*SHORT TASK*
Copy each line holding the string "name".

*DATA SECTION*
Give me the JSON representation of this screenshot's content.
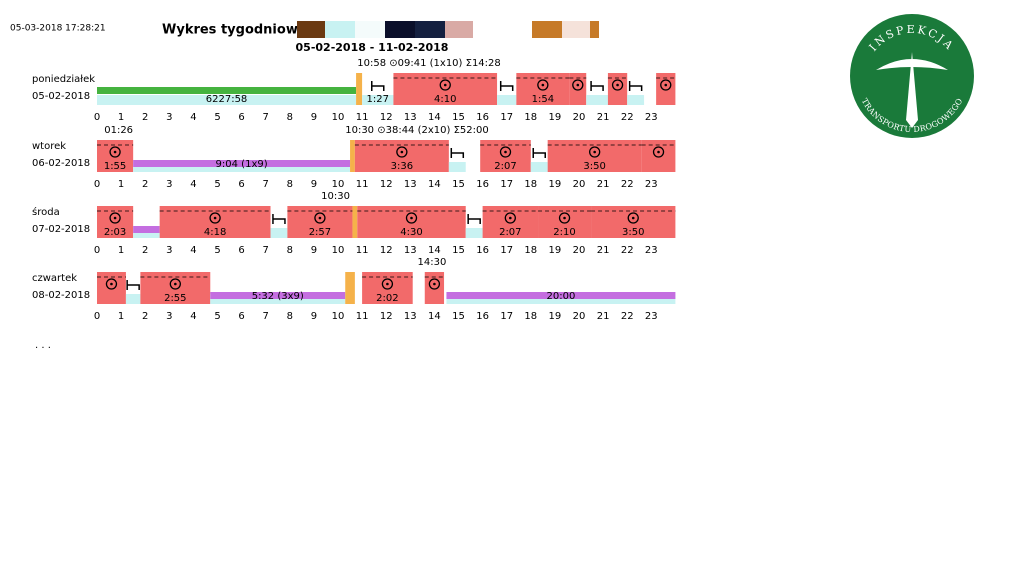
{
  "timestamp": "05-03-2018 17:28:21",
  "title": "Wykres tygodniowy -",
  "range": "05-02-2018 - 11-02-2018",
  "logo": {
    "top": "INSPEKCJA",
    "bottom": "TRANSPORTU DROGOWEGO"
  },
  "colors": {
    "drive": "#f26a6a",
    "rest": "#c8f2f2",
    "avail": "#c46ee0",
    "work": "#f5b24a",
    "green": "#45b33f"
  },
  "hours": [
    0,
    1,
    2,
    3,
    4,
    5,
    6,
    7,
    8,
    9,
    10,
    11,
    12,
    13,
    14,
    15,
    16,
    17,
    18,
    19,
    20,
    21,
    22,
    23
  ],
  "days": [
    {
      "name": "poniedziałek",
      "date": "05-02-2018",
      "notes": [
        {
          "text": "10:58 ⊙09:41 (1x10) Σ14:28",
          "at": 10.8
        }
      ],
      "blocks": [
        {
          "kind": "green",
          "start": 0,
          "end": 10.75,
          "label": "6227:58"
        },
        {
          "kind": "work",
          "start": 10.75,
          "end": 11
        },
        {
          "kind": "rest",
          "start": 11,
          "end": 12.3,
          "label": "1:27"
        },
        {
          "kind": "drive",
          "start": 12.3,
          "end": 16.6,
          "label": "4:10"
        },
        {
          "kind": "rest",
          "start": 16.6,
          "end": 17.4
        },
        {
          "kind": "drive",
          "start": 17.4,
          "end": 19.6,
          "label": "1:54"
        },
        {
          "kind": "drive",
          "start": 19.6,
          "end": 20.3
        },
        {
          "kind": "rest",
          "start": 20.3,
          "end": 21.2
        },
        {
          "kind": "drive",
          "start": 21.2,
          "end": 22
        },
        {
          "kind": "rest",
          "start": 22,
          "end": 22.7
        },
        {
          "kind": "drive",
          "start": 23.2,
          "end": 24
        }
      ]
    },
    {
      "name": "wtorek",
      "date": "06-02-2018",
      "notes": [
        {
          "text": "01:26",
          "at": 0.3
        },
        {
          "text": "10:30 ⊙38:44 (2x10) Σ52:00",
          "at": 10.3
        }
      ],
      "blocks": [
        {
          "kind": "drive",
          "start": 0,
          "end": 1.5,
          "label": "1:55"
        },
        {
          "kind": "avail",
          "start": 1.5,
          "end": 10.5,
          "label": "9:04 (1x9)"
        },
        {
          "kind": "work",
          "start": 10.5,
          "end": 10.7
        },
        {
          "kind": "drive",
          "start": 10.7,
          "end": 14.6,
          "label": "3:36"
        },
        {
          "kind": "rest",
          "start": 14.6,
          "end": 15.3
        },
        {
          "kind": "drive",
          "start": 15.9,
          "end": 18,
          "label": "2:07"
        },
        {
          "kind": "rest",
          "start": 18,
          "end": 18.7
        },
        {
          "kind": "drive",
          "start": 18.7,
          "end": 22.6,
          "label": "3:50"
        },
        {
          "kind": "drive",
          "start": 22.6,
          "end": 24
        }
      ]
    },
    {
      "name": "środa",
      "date": "07-02-2018",
      "notes": [
        {
          "text": "10:30",
          "at": 9.3
        }
      ],
      "blocks": [
        {
          "kind": "drive",
          "start": 0,
          "end": 1.5,
          "label": "2:03"
        },
        {
          "kind": "avail",
          "start": 1.5,
          "end": 2.6
        },
        {
          "kind": "drive",
          "start": 2.6,
          "end": 7.2,
          "label": "4:18"
        },
        {
          "kind": "rest",
          "start": 7.2,
          "end": 7.9
        },
        {
          "kind": "drive",
          "start": 7.9,
          "end": 10.6,
          "label": "2:57"
        },
        {
          "kind": "work",
          "start": 10.6,
          "end": 10.8
        },
        {
          "kind": "drive",
          "start": 10.8,
          "end": 15.3,
          "label": "4:30"
        },
        {
          "kind": "rest",
          "start": 15.3,
          "end": 16
        },
        {
          "kind": "drive",
          "start": 16,
          "end": 18.3,
          "label": "2:07"
        },
        {
          "kind": "drive",
          "start": 18.3,
          "end": 20.5,
          "label": "2:10"
        },
        {
          "kind": "drive",
          "start": 20.5,
          "end": 24,
          "label": "3:50"
        }
      ]
    },
    {
      "name": "czwartek",
      "date": "08-02-2018",
      "notes": [
        {
          "text": "14:30",
          "at": 13.3
        }
      ],
      "blocks": [
        {
          "kind": "drive",
          "start": 0,
          "end": 1.2
        },
        {
          "kind": "rest",
          "start": 1.2,
          "end": 1.8
        },
        {
          "kind": "drive",
          "start": 1.8,
          "end": 4.7,
          "label": "2:55"
        },
        {
          "kind": "avail",
          "start": 4.7,
          "end": 10.3,
          "label": "5:32 (3x9)"
        },
        {
          "kind": "work",
          "start": 10.3,
          "end": 10.7
        },
        {
          "kind": "drive",
          "start": 11,
          "end": 13.1,
          "label": "2:02"
        },
        {
          "kind": "drive",
          "start": 13.6,
          "end": 14.4
        },
        {
          "kind": "avail",
          "start": 14.5,
          "end": 24,
          "label": "20:00"
        }
      ]
    }
  ]
}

*ANSWER TO THIS EXERCISE*
      "name": "poniedziałek",
      "name": "wtorek",
      "name": "środa",
      "name": "czwartek",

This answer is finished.